→ Written request
Reproduce every line of the records below word for word, omitting the pictures.

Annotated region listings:
● ● ● ● ● ● ●
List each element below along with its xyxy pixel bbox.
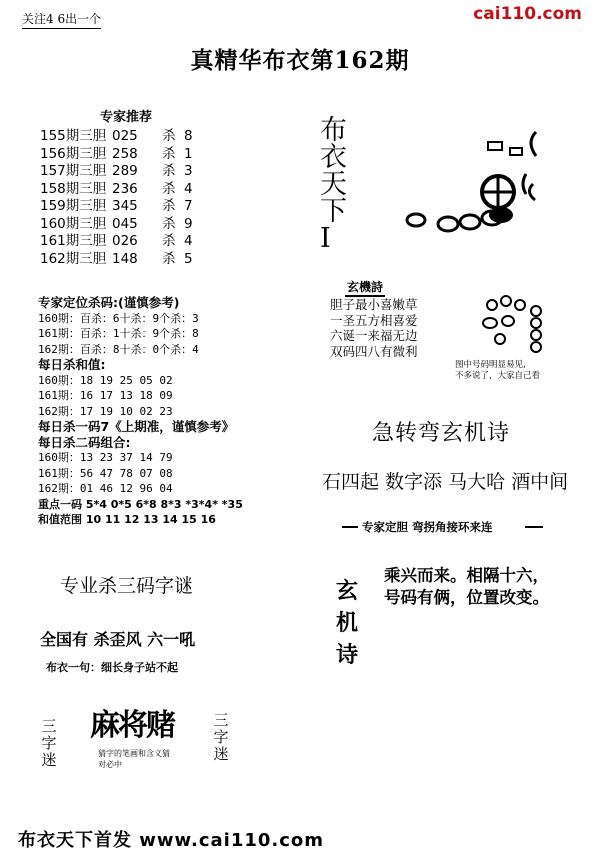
expert-kill: 7 (184, 198, 193, 214)
riddle-big-text: 麻将赌 (90, 708, 174, 743)
expert-heading: 专家推荐 (100, 110, 153, 125)
expert-kill: 4 (184, 180, 193, 197)
expert-period: 162期三胆 (40, 250, 107, 267)
positional-heading: 专家定位杀码:(谨慎参考) (38, 295, 180, 310)
caption-line: 不多说了，大家自己看 (455, 371, 541, 381)
expert-kill-label: 杀 (162, 233, 176, 249)
key-one: 重点一码 5*4 0*5 6*8 8*3 *3*4* *35 (38, 497, 243, 511)
expert-row (40, 146, 193, 164)
sum-rows (38, 373, 243, 420)
banner-text (320, 117, 347, 252)
brainteaser-title: 急转弯玄机诗 (372, 421, 511, 446)
label-char: 三 (213, 711, 229, 729)
expert-period: 160期三胆 (40, 215, 107, 232)
positional-row: 160期：百杀：6十杀：9个杀：3 (38, 311, 199, 325)
expert-kill-label: 杀 (162, 250, 176, 267)
stats-block (38, 295, 243, 528)
expert-digits: 289 (112, 163, 138, 179)
page-title: 真精华布衣第162期 (190, 47, 410, 74)
positional-row: 161期：百杀：1十杀：9个杀：8 (38, 327, 199, 340)
xuanji-line: 一圣五方相喜爱 (330, 312, 418, 328)
divider-left (342, 526, 358, 528)
expert-kill: 3 (184, 163, 193, 179)
expert-period: 156期三胆 (40, 145, 107, 162)
label-char: 字 (41, 734, 57, 752)
hint-line: 对必中 (98, 760, 122, 769)
expert-period: 158期三胆 (40, 180, 107, 197)
dingdan-line: 专家定胆 弯拐角接环来连 (362, 520, 493, 534)
kill-two-row: 160期：13 23 37 14 79 (38, 451, 173, 464)
expert-digits: 025 (112, 128, 138, 144)
label-char: 迷 (213, 745, 229, 763)
banner-char: 衣 (320, 142, 347, 173)
riddle-left-label (40, 718, 58, 769)
expert-kill: 9 (184, 215, 193, 232)
expert-row (40, 198, 193, 216)
riddle-hint (98, 748, 170, 770)
brainteaser-phrase: 石四起 数字添 马大哈 酒中间 (322, 471, 569, 493)
side-char: 诗 (336, 642, 359, 668)
buyi-line: 布衣一句：细长身子站不起 (46, 661, 178, 674)
sum-range: 和值范围 10 11 12 13 14 15 16 (38, 513, 216, 526)
banner-char: 下 (320, 196, 347, 227)
riddle-title: 专业杀三码字谜 (60, 575, 194, 597)
hint-line: 猜字的笔画和含义猜 (98, 749, 170, 758)
positional-row: 162期：百杀：8十杀：0个杀：4 (38, 342, 199, 356)
expert-list (40, 128, 193, 268)
side-char: 机 (336, 610, 359, 636)
sum-row: 161期：16 17 13 18 09 (38, 389, 173, 402)
expert-period: 161期三胆 (40, 233, 107, 249)
banner-char: I (320, 223, 331, 254)
xuanji-line: 六诞一来福无边 (330, 328, 418, 343)
top-note: 关注4 6出一个 (22, 10, 101, 29)
xuanji-lines (330, 297, 418, 359)
expert-kill-label: 杀 (162, 215, 176, 232)
expert-kill: 4 (184, 233, 193, 249)
sum-row: 160期：18 19 25 05 02 (38, 373, 173, 387)
kill-two-heading: 每日杀二码组合: (38, 434, 131, 450)
expert-row (40, 233, 193, 251)
expert-kill: 5 (184, 250, 193, 267)
expert-kill: 8 (184, 128, 193, 144)
label-char: 迷 (41, 751, 57, 769)
expert-digits: 345 (112, 198, 138, 214)
expert-row (40, 128, 193, 146)
xuanji-side-label (336, 575, 358, 671)
poem-line: 乘兴而来。相隔十六， (384, 566, 549, 585)
expert-row (40, 216, 193, 234)
expert-kill-label: 杀 (162, 145, 176, 162)
caption-line: 图中号码明显易见, (455, 360, 526, 370)
riddle-line: 全国有 杀歪风 六一吼 (40, 630, 196, 649)
sum-heading: 每日杀和值: (38, 357, 106, 372)
poem-line: 号码有俩，位置改变。 (384, 588, 549, 607)
footer-text[interactable]: 布衣天下首发 www.cai110.com (18, 830, 325, 851)
image-caption (455, 360, 540, 382)
banner-char: 天 (320, 169, 347, 200)
expert-digits: 045 (112, 215, 138, 232)
expert-kill-label: 杀 (162, 163, 176, 179)
expert-row (40, 251, 193, 269)
expert-kill: 1 (184, 145, 193, 162)
coins-illustration (398, 112, 568, 237)
expert-kill-label: 杀 (162, 128, 176, 144)
expert-digits: 236 (112, 180, 138, 197)
xuanji-line: 双码四八有微利 (330, 343, 418, 359)
expert-period: 159期三胆 (40, 198, 107, 214)
expert-period: 155期三胆 (40, 128, 107, 144)
expert-digits: 148 (112, 250, 138, 267)
side-char: 玄 (336, 578, 359, 604)
expert-row (40, 163, 193, 181)
kill-two-row: 161期：56 47 78 07 08 (38, 466, 173, 480)
label-char: 三 (41, 717, 57, 735)
brand-logo[interactable]: cai110.com (473, 4, 582, 24)
numbers-illustration (478, 295, 548, 355)
expert-kill-label: 杀 (162, 180, 176, 197)
divider-right (525, 526, 543, 528)
expert-row (40, 181, 193, 199)
banner-char: 布 (320, 115, 347, 146)
positional-rows (38, 311, 243, 358)
kill-one-heading: 每日杀一码7《上期准，谨慎参考》 (38, 419, 235, 434)
xuanji-line: 胆子最小喜嫩草 (330, 297, 418, 312)
expert-period: 157期三胆 (40, 163, 107, 179)
riddle-right-label (212, 712, 230, 763)
expert-digits: 258 (112, 145, 138, 162)
sum-row: 162期：17 19 10 02 23 (38, 404, 173, 418)
expert-digits: 026 (112, 233, 138, 249)
label-char: 字 (213, 728, 229, 746)
expert-kill-label: 杀 (162, 198, 176, 214)
kill-two-rows (38, 450, 243, 497)
kill-two-row: 162期：01 46 12 96 04 (38, 482, 173, 495)
brainteaser-poem (384, 565, 549, 609)
xuanji-heading: 玄機詩 (345, 278, 385, 297)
● ● ● ● ● ● ●
→ Reply to the task
List each element below along with its xyxy pixel bbox.
expert-kill: 7 (184, 198, 193, 214)
riddle-big-text: 麻将赌 (90, 708, 174, 743)
expert-heading: 专家推荐 (100, 110, 153, 125)
expert-kill: 4 (184, 180, 193, 197)
expert-period: 162期三胆 (40, 250, 107, 267)
positional-heading: 专家定位杀码:(谨慎参考) (38, 295, 180, 310)
caption-line: 不多说了，大家自己看 (455, 371, 541, 381)
expert-kill-label: 杀 (162, 233, 176, 249)
key-one: 重点一码 5*4 0*5 6*8 8*3 *3*4* *35 (38, 497, 243, 511)
expert-row (40, 146, 193, 164)
sum-rows (38, 373, 243, 420)
banner-text (320, 117, 347, 252)
brainteaser-title: 急转弯玄机诗 (372, 421, 511, 446)
label-char: 三 (213, 711, 229, 729)
expert-period: 160期三胆 (40, 215, 107, 232)
positional-row: 160期：百杀：6十杀：9个杀：3 (38, 311, 199, 325)
expert-kill-label: 杀 (162, 250, 176, 267)
stats-block (38, 295, 243, 528)
expert-digits: 289 (112, 163, 138, 179)
page-title: 真精华布衣第162期 (190, 47, 410, 74)
positional-row: 161期：百杀：1十杀：9个杀：8 (38, 327, 199, 340)
xuanji-line: 一圣五方相喜爱 (330, 312, 418, 328)
divider-left (342, 526, 358, 528)
expert-kill: 3 (184, 163, 193, 179)
expert-period: 156期三胆 (40, 145, 107, 162)
label-char: 字 (41, 734, 57, 752)
hint-line: 对必中 (98, 760, 122, 769)
expert-period: 158期三胆 (40, 180, 107, 197)
dingdan-line: 专家定胆 弯拐角接环来连 (362, 520, 493, 534)
kill-two-row: 160期：13 23 37 14 79 (38, 451, 173, 464)
expert-digits: 025 (112, 128, 138, 144)
label-char: 迷 (213, 745, 229, 763)
banner-char: 衣 (320, 142, 347, 173)
riddle-left-label (40, 718, 58, 769)
expert-kill: 9 (184, 215, 193, 232)
expert-row (40, 198, 193, 216)
riddle-hint (98, 748, 170, 770)
brainteaser-phrase: 石四起 数字添 马大哈 酒中间 (322, 471, 569, 493)
side-char: 诗 (336, 642, 359, 668)
buyi-line: 布衣一句：细长身子站不起 (46, 661, 178, 674)
sum-range: 和值范围 10 11 12 13 14 15 16 (38, 513, 216, 526)
banner-char: 下 (320, 196, 347, 227)
riddle-title: 专业杀三码字谜 (60, 575, 194, 597)
hint-line: 猜字的笔画和含义猜 (98, 749, 170, 758)
positional-row: 162期：百杀：8十杀：0个杀：4 (38, 342, 199, 356)
expert-list (40, 128, 193, 268)
side-char: 机 (336, 610, 359, 636)
sum-row: 161期：16 17 13 18 09 (38, 389, 173, 402)
expert-period: 161期三胆 (40, 233, 107, 249)
banner-char: I (320, 223, 331, 254)
xuanji-line: 六诞一来福无边 (330, 328, 418, 343)
top-note: 关注4 6出一个 (22, 10, 101, 29)
xuanji-lines (330, 297, 418, 359)
expert-kill-label: 杀 (162, 215, 176, 232)
expert-kill: 4 (184, 233, 193, 249)
sum-row: 160期：18 19 25 05 02 (38, 373, 173, 387)
kill-two-heading: 每日杀二码组合: (38, 434, 131, 450)
expert-row (40, 233, 193, 251)
expert-kill: 5 (184, 250, 193, 267)
expert-kill: 8 (184, 128, 193, 144)
label-char: 迷 (41, 751, 57, 769)
expert-digits: 345 (112, 198, 138, 214)
expert-row (40, 128, 193, 146)
xuanji-side-label (336, 575, 358, 671)
poem-line: 乘兴而来。相隔十六， (384, 566, 549, 585)
expert-row (40, 216, 193, 234)
expert-kill-label: 杀 (162, 145, 176, 162)
caption-line: 图中号码明显易见, (455, 360, 526, 370)
riddle-line: 全国有 杀歪风 六一吼 (40, 630, 196, 649)
sum-heading: 每日杀和值: (38, 357, 106, 372)
poem-line: 号码有俩，位置改变。 (384, 588, 549, 607)
footer-text[interactable]: 布衣天下首发 www.cai110.com (18, 830, 325, 851)
image-caption (455, 360, 540, 382)
banner-char: 天 (320, 169, 347, 200)
expert-digits: 045 (112, 215, 138, 232)
expert-kill-label: 杀 (162, 163, 176, 179)
expert-row (40, 251, 193, 269)
expert-kill: 1 (184, 145, 193, 162)
coins-illustration (398, 112, 568, 237)
expert-kill-label: 杀 (162, 128, 176, 144)
expert-digits: 236 (112, 180, 138, 197)
xuanji-line: 双码四八有微利 (330, 343, 418, 359)
expert-period: 159期三胆 (40, 198, 107, 214)
expert-period: 155期三胆 (40, 128, 107, 144)
expert-digits: 148 (112, 250, 138, 267)
side-char: 玄 (336, 578, 359, 604)
expert-row (40, 163, 193, 181)
kill-two-row: 161期：56 47 78 07 08 (38, 466, 173, 480)
label-char: 三 (41, 717, 57, 735)
brand-logo[interactable]: cai110.com (473, 4, 582, 24)
numbers-illustration (478, 295, 548, 355)
expert-kill-label: 杀 (162, 180, 176, 197)
divider-right (525, 526, 543, 528)
expert-row (40, 181, 193, 199)
banner-char: 布 (320, 115, 347, 146)
positional-rows (38, 311, 243, 358)
kill-one-heading: 每日杀一码7《上期准，谨慎参考》 (38, 419, 235, 434)
xuanji-line: 胆子最小喜嫩草 (330, 297, 418, 312)
expert-period: 157期三胆 (40, 163, 107, 179)
riddle-right-label (212, 712, 230, 763)
expert-digits: 258 (112, 145, 138, 162)
sum-row: 162期：17 19 10 02 23 (38, 404, 173, 418)
expert-digits: 026 (112, 233, 138, 249)
label-char: 字 (213, 728, 229, 746)
expert-kill-label: 杀 (162, 198, 176, 214)
kill-two-rows (38, 450, 243, 497)
kill-two-row: 162期：01 46 12 96 04 (38, 482, 173, 495)
brainteaser-poem (384, 565, 549, 609)
xuanji-heading: 玄機詩 (345, 278, 385, 297)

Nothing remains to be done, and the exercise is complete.